Task requirements:
Every record must be retyped as it stands.

Entries shown:
########

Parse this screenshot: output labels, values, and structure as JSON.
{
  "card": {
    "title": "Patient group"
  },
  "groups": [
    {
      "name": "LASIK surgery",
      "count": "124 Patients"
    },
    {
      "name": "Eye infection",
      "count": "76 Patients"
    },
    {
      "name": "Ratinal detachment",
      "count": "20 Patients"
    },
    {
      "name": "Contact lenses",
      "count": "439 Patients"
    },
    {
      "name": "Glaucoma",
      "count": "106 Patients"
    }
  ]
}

########

Completed exercise:
Parse this screenshot: output labels, values, and structure as JSON.
{
  "card": {
    "title": "Patient group"
  },
  "groups": [
    {
      "name": "LASIK surgery",
      "count": "124 Patients"
    },
    {
      "name": "Eye infection",
      "count": "76 Patients"
    },
    {
      "name": "Ratinal detachment",
      "count": "20 Patients"
    },
    {
      "name": "Contact lenses",
      "count": "439 Patients"
    },
    {
      "name": "Glaucoma",
      "count": "106 Patients"
    }
  ]
}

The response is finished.